* [PROBLEM TO WORK ON]:
Lines containing the word "text" are to be located and copied.

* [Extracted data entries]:
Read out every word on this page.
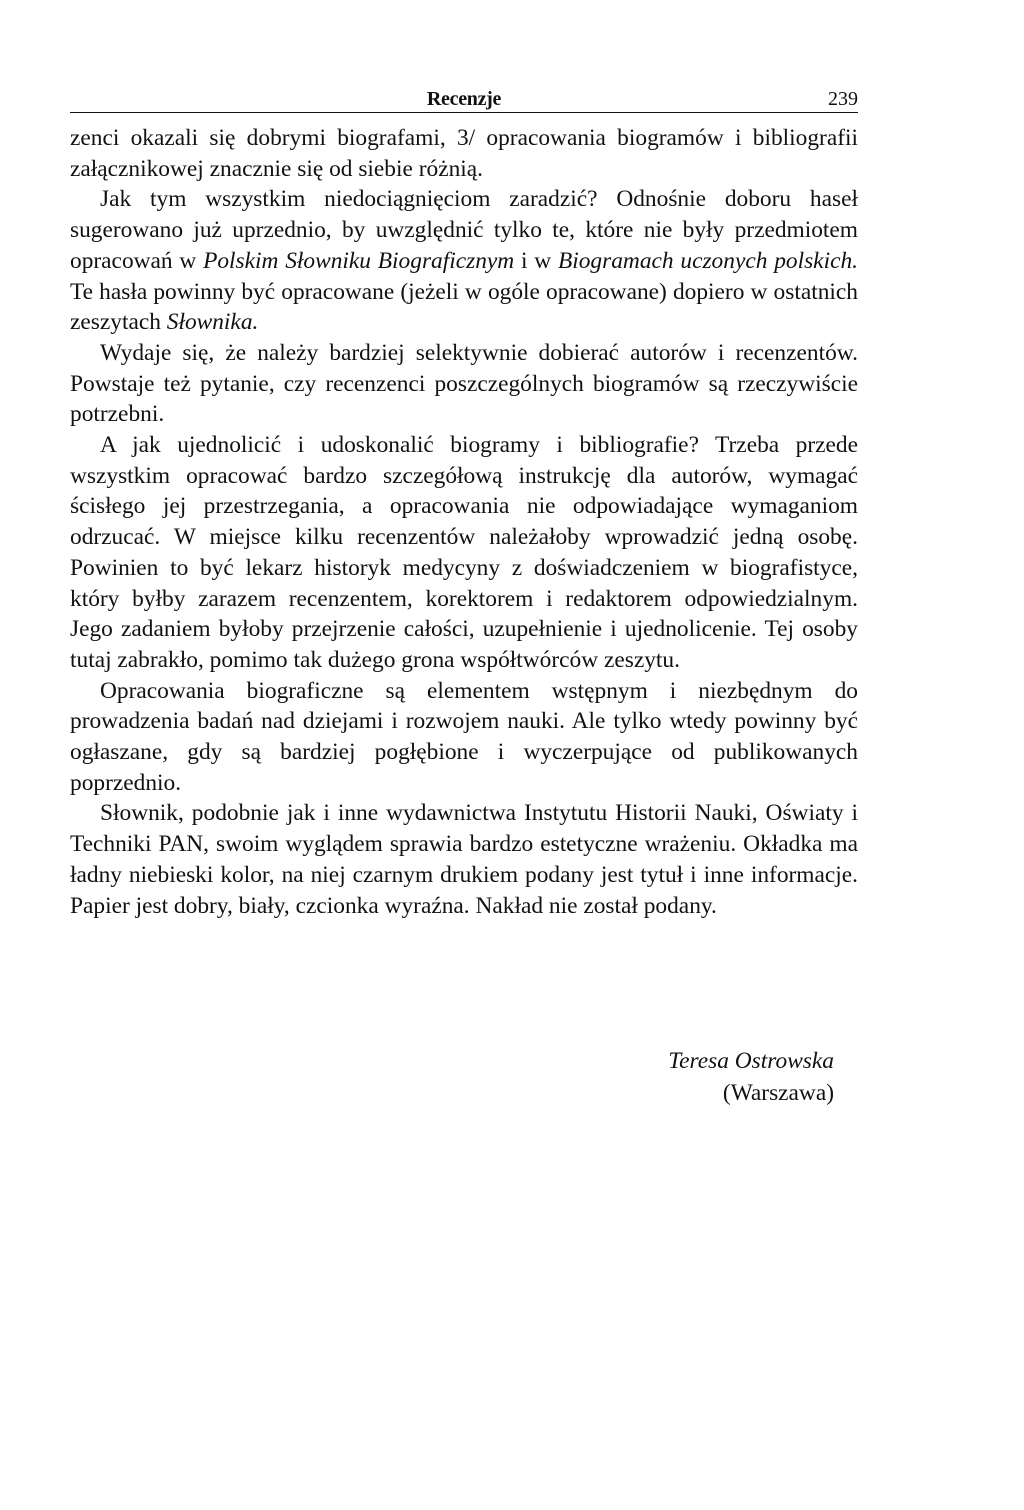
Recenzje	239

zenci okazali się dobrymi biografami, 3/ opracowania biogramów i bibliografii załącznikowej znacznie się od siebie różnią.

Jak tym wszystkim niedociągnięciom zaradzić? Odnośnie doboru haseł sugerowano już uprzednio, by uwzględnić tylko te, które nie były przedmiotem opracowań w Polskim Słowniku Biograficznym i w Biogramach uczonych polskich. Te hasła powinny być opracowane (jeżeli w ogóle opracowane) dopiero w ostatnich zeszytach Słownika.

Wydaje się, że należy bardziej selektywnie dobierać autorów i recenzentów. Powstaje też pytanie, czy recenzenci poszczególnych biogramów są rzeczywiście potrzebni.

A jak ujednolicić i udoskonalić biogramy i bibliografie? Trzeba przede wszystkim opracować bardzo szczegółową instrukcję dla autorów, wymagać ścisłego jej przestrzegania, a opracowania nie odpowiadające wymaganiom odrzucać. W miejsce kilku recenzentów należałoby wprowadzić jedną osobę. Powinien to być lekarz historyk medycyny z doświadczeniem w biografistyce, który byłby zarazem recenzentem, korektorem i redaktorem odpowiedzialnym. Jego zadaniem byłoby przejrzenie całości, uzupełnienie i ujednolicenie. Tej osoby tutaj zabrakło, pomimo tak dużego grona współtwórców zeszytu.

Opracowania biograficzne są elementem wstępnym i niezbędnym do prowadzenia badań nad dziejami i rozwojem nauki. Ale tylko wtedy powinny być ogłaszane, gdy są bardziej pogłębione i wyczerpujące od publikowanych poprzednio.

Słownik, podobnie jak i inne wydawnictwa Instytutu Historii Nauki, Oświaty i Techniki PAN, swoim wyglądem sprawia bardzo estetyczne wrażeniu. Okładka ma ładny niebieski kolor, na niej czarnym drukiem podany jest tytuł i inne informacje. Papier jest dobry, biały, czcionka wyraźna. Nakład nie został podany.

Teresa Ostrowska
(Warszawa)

--

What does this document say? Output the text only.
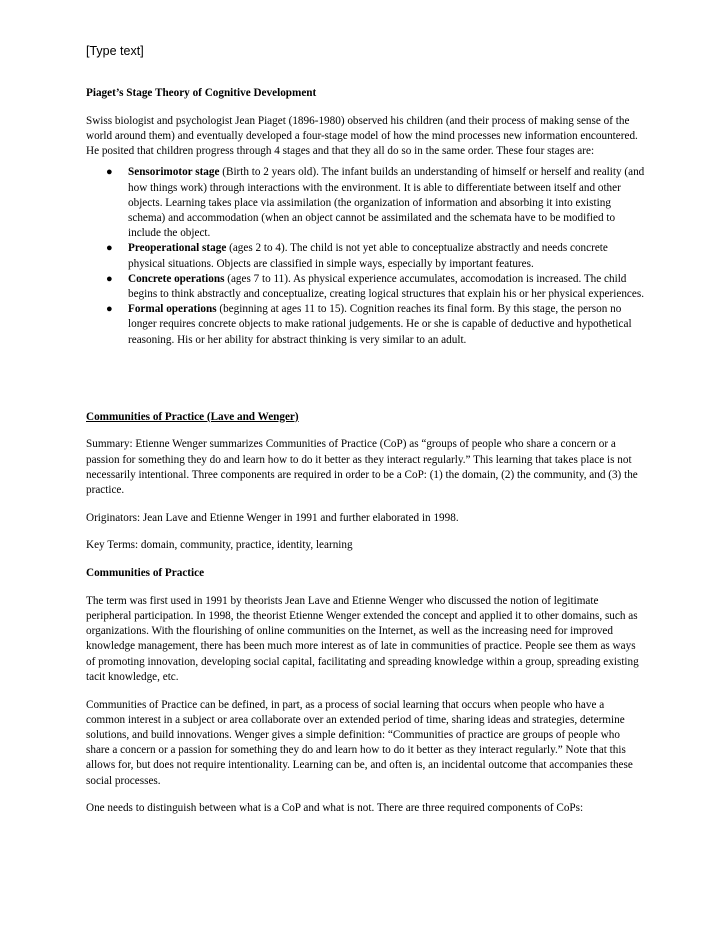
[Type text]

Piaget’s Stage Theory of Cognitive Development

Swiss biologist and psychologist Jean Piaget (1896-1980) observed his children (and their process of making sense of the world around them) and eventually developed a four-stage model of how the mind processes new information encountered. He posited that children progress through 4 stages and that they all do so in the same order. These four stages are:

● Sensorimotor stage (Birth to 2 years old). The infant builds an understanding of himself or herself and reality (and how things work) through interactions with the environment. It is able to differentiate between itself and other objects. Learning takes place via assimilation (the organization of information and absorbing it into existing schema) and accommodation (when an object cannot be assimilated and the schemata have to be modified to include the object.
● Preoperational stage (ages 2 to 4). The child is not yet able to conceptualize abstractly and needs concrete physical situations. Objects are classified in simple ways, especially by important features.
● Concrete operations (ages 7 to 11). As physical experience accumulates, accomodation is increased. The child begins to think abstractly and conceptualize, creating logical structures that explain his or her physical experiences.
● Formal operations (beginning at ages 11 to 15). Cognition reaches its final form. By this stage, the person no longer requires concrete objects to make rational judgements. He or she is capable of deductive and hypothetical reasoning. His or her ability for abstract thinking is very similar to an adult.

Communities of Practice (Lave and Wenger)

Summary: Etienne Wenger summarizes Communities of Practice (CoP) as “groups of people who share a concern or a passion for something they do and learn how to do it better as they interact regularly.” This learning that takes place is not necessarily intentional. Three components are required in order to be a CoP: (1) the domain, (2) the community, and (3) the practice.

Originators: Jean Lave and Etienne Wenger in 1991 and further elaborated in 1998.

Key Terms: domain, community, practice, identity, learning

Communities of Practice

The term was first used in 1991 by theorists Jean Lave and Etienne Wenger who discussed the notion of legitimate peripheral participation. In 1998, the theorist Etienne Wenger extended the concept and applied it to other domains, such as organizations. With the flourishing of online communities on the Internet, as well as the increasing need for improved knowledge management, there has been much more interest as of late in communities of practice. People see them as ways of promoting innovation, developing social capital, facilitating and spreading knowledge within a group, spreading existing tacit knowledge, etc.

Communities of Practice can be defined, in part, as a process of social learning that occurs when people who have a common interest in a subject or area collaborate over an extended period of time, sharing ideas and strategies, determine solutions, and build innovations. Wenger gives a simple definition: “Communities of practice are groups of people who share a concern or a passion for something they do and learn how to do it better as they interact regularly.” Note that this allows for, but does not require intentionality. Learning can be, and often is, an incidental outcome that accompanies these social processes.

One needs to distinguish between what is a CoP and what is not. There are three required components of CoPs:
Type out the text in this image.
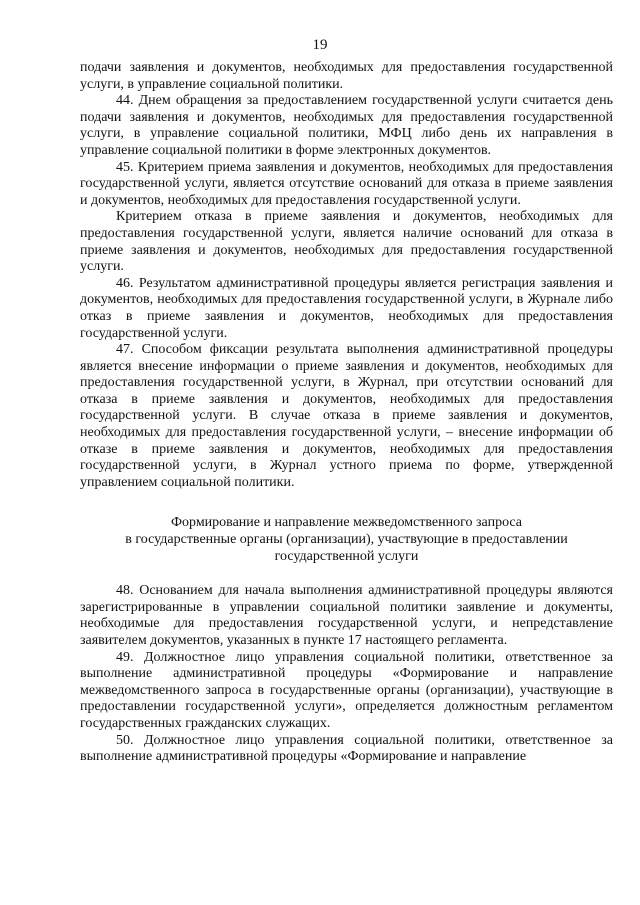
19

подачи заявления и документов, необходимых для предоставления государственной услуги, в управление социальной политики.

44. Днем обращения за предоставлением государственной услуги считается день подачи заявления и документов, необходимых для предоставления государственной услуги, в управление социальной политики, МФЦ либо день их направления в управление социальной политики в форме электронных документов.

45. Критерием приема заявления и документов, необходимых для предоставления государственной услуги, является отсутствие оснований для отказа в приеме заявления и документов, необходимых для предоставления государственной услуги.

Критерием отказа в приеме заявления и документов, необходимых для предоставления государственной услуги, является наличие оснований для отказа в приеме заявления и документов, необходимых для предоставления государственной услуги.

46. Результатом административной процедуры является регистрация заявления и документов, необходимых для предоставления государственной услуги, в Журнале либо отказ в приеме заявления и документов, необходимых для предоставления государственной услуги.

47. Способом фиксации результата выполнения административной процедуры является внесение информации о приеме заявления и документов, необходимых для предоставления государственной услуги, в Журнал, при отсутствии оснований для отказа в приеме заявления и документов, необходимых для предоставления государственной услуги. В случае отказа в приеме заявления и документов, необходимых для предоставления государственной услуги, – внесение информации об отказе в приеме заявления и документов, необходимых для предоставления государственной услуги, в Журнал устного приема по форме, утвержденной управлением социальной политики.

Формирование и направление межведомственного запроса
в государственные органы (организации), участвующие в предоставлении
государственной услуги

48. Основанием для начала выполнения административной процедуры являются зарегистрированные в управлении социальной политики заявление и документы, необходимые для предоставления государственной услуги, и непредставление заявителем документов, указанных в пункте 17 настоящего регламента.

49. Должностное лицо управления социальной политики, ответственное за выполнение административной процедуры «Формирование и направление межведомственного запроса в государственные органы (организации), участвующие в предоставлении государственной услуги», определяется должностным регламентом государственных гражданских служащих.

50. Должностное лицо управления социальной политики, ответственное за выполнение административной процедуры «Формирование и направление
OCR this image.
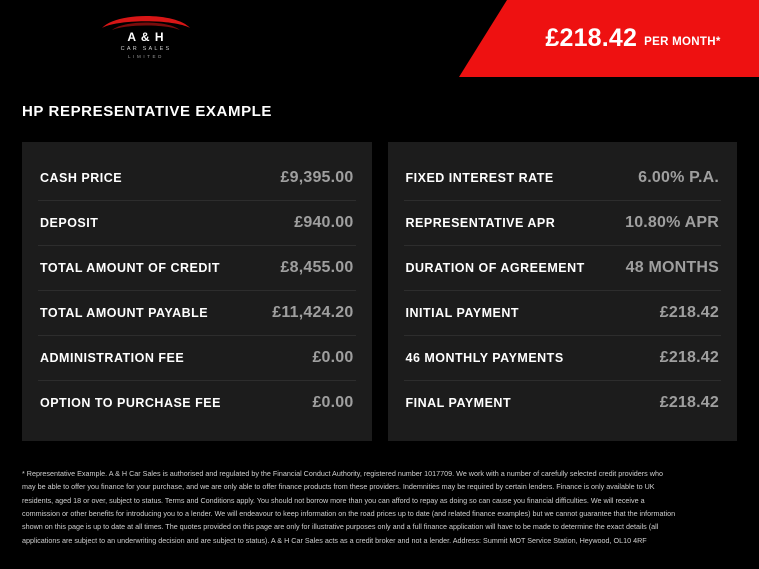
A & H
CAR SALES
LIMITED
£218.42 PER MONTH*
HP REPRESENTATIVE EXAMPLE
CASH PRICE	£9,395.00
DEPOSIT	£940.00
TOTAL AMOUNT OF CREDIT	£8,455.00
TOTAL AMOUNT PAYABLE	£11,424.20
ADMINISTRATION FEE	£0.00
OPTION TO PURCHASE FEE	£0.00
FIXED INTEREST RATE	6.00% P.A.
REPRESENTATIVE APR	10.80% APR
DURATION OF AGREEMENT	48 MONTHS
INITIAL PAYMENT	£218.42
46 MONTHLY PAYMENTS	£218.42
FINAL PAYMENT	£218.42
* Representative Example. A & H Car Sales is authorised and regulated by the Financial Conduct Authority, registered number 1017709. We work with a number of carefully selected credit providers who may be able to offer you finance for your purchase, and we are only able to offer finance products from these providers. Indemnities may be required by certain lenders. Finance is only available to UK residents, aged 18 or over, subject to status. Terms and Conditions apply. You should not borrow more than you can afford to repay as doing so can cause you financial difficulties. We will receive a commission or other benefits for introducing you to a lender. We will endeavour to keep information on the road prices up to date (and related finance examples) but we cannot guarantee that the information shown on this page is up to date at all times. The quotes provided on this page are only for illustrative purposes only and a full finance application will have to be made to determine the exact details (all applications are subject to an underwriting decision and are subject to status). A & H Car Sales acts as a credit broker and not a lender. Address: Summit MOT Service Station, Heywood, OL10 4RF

* [FULL ANSWER]:
What does this document say? Output the text only.
[Type text]
Type out the text in this image.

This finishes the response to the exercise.